(Rows from a dataset)
[start]

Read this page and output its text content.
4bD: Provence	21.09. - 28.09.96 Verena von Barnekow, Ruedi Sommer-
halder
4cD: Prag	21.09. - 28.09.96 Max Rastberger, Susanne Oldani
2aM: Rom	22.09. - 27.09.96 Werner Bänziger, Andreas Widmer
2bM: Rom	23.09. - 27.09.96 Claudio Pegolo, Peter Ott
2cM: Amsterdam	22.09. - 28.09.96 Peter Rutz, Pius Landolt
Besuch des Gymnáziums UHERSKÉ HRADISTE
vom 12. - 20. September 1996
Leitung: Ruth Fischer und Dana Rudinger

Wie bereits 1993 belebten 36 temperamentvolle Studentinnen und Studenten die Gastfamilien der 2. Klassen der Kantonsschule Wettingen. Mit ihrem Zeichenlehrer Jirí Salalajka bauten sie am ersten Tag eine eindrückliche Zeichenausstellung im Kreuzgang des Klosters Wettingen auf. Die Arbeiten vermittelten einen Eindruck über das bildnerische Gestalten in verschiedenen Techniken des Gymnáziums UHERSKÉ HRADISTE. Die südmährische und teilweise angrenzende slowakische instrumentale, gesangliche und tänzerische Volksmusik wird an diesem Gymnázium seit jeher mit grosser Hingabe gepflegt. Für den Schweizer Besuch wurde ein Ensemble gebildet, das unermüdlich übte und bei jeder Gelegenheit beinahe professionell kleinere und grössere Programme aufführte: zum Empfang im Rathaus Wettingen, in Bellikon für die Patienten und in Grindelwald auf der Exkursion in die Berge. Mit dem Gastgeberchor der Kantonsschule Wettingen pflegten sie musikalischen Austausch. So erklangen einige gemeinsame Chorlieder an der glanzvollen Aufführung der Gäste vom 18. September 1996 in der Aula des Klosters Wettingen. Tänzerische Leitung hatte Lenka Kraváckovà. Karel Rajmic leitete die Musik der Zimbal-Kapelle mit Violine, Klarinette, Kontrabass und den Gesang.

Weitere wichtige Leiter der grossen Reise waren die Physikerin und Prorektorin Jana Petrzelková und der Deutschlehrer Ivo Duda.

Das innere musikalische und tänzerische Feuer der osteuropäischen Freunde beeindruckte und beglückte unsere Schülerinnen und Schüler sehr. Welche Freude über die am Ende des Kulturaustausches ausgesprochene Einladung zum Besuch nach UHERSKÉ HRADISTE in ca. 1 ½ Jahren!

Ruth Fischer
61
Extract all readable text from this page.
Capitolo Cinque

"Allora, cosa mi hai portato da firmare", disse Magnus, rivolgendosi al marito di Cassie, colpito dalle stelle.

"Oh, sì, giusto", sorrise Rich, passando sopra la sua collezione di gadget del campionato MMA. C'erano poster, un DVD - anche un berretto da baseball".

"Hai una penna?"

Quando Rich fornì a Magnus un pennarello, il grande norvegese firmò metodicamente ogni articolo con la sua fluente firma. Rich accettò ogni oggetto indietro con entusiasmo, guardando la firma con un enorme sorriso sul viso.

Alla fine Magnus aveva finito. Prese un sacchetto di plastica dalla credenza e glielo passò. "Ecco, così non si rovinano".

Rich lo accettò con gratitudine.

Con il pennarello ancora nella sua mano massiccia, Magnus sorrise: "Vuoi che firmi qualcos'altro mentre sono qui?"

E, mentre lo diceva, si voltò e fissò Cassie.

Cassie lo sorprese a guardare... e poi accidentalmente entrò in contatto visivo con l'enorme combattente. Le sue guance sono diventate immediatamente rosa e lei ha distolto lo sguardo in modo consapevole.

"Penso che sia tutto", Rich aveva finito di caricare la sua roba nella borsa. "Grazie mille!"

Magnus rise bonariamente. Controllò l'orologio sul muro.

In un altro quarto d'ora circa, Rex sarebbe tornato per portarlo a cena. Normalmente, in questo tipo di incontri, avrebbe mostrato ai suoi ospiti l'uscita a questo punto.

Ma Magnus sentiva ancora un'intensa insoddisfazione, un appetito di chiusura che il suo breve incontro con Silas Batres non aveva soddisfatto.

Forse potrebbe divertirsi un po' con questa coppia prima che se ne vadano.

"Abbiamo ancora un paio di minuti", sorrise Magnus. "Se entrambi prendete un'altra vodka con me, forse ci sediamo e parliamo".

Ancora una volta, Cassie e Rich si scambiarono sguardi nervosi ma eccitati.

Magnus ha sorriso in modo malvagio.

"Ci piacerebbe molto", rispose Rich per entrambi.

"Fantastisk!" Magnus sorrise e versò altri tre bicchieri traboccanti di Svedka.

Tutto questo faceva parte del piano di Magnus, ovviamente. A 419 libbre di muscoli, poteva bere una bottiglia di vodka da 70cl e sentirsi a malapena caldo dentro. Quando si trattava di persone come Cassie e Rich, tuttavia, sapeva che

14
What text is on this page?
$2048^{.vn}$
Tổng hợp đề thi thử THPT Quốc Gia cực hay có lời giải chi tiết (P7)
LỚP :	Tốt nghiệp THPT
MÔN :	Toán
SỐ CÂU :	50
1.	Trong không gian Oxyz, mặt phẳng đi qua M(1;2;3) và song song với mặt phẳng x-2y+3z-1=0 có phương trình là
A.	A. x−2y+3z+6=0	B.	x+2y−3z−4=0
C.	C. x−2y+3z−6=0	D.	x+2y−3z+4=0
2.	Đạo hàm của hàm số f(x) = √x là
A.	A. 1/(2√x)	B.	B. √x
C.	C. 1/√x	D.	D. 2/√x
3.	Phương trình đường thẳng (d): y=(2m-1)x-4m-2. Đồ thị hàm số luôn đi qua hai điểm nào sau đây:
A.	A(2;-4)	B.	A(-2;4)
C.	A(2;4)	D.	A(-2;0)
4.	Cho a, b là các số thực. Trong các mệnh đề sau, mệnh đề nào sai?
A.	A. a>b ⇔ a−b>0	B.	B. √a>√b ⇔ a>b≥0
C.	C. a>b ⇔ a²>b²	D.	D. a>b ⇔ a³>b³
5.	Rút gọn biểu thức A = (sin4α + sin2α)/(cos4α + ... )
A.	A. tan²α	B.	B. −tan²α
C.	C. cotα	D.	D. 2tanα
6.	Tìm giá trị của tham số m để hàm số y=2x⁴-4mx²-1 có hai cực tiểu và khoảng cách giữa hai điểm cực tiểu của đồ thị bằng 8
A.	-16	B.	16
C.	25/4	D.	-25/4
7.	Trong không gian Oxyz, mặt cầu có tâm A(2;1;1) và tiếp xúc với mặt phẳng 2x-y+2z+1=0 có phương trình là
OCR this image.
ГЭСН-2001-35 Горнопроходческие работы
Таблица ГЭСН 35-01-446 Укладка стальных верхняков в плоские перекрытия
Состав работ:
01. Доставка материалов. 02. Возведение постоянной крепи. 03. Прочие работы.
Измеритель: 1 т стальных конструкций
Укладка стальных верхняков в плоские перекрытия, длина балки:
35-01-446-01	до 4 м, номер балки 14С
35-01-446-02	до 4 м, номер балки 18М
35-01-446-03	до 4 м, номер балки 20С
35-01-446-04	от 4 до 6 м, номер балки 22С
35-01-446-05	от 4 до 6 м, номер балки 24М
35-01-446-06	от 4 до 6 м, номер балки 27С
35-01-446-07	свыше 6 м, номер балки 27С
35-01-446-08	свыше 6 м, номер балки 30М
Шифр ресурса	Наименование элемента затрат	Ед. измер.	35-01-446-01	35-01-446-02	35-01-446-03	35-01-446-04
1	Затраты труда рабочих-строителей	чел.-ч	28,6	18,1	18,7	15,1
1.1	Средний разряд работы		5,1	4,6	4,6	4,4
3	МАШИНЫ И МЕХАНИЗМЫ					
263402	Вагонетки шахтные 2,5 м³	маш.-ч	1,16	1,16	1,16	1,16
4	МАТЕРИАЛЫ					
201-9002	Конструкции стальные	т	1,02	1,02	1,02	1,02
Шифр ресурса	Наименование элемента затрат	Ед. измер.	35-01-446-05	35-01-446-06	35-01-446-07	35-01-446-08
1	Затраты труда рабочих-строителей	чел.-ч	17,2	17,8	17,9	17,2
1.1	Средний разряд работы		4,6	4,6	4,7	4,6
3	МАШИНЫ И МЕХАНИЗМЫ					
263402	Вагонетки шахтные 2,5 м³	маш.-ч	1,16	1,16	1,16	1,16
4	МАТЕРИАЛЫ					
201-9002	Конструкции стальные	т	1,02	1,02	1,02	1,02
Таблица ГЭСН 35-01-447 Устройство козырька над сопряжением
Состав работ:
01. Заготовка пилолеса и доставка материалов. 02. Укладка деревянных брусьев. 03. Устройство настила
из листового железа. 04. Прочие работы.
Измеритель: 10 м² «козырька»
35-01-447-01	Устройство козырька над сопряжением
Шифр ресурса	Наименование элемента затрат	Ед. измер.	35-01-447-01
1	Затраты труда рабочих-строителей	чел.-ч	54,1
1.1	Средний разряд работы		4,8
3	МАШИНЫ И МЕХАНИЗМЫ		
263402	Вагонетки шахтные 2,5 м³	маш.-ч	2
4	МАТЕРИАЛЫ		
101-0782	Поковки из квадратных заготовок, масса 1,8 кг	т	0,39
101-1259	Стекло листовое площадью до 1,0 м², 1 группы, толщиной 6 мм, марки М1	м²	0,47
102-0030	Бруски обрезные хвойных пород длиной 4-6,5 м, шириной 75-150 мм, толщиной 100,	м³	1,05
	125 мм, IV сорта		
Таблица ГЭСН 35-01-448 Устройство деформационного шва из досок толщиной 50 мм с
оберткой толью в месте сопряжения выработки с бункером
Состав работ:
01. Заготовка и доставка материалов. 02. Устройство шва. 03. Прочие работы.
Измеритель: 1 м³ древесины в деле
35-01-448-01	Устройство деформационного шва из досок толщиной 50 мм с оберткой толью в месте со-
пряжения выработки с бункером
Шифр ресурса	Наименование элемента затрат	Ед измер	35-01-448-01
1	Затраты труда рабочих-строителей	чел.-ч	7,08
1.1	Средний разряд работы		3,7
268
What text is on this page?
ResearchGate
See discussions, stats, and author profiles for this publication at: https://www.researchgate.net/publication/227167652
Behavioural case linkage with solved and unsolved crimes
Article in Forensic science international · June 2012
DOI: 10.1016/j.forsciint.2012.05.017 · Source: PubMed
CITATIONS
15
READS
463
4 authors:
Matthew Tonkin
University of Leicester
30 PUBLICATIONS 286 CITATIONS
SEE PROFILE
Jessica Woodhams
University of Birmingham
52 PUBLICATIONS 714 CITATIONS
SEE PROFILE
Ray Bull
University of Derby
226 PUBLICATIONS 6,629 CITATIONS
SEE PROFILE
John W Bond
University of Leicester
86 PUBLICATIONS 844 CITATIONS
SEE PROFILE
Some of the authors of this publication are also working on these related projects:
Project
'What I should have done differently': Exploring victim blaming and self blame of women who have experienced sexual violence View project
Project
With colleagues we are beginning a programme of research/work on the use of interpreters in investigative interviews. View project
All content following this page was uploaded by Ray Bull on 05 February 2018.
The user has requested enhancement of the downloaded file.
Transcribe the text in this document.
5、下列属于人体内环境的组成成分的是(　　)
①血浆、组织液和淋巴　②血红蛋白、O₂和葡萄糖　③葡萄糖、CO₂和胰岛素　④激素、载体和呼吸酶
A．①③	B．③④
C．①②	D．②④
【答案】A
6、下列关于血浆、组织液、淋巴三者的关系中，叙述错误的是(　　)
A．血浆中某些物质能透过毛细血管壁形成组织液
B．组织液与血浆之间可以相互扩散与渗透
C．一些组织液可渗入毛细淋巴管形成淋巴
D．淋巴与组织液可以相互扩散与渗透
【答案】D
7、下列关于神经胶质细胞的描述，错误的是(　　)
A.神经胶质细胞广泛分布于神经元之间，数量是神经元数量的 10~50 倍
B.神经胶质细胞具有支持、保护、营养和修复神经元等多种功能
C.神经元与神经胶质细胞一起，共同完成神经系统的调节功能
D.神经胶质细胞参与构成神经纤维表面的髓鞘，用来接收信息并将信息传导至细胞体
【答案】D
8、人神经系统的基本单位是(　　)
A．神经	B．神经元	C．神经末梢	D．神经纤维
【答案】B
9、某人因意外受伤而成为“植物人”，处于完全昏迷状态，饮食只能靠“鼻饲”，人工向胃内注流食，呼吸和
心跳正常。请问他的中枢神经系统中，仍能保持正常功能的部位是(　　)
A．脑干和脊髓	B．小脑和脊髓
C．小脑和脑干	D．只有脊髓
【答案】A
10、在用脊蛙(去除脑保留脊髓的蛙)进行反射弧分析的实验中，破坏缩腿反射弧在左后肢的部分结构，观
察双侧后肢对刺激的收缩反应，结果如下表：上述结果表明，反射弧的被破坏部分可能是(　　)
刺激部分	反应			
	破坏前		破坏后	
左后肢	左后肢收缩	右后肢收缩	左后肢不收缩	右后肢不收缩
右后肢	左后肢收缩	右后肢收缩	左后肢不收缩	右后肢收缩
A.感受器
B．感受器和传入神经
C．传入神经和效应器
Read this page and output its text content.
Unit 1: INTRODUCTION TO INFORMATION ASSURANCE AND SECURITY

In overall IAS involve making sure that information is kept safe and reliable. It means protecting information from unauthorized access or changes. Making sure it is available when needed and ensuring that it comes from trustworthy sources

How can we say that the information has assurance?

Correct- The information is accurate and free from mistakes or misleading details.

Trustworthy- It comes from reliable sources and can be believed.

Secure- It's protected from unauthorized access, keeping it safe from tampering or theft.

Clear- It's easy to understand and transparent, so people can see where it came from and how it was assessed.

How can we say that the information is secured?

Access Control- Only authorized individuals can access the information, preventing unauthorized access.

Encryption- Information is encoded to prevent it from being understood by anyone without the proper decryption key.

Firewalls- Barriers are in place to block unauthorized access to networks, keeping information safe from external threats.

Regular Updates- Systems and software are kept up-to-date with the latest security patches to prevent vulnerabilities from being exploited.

[end]

▸ Aim of the task
Go through the records. Copy each line where "Trong" appears.

▸ Complete output
1.	Trong không gian Oxyz, mặt phẳng đi qua M(1;2;3) và song song với mặt phẳng x-2y+3z-1=0 có phương trình là
4.	Cho a, b là các số thực. Trong các mệnh đề sau, mệnh đề nào sai?
7.	Trong không gian Oxyz, mặt cầu có tâm A(2;1;1) và tiếp xúc với mặt phẳng 2x-y+2z+1=0 có phương trình là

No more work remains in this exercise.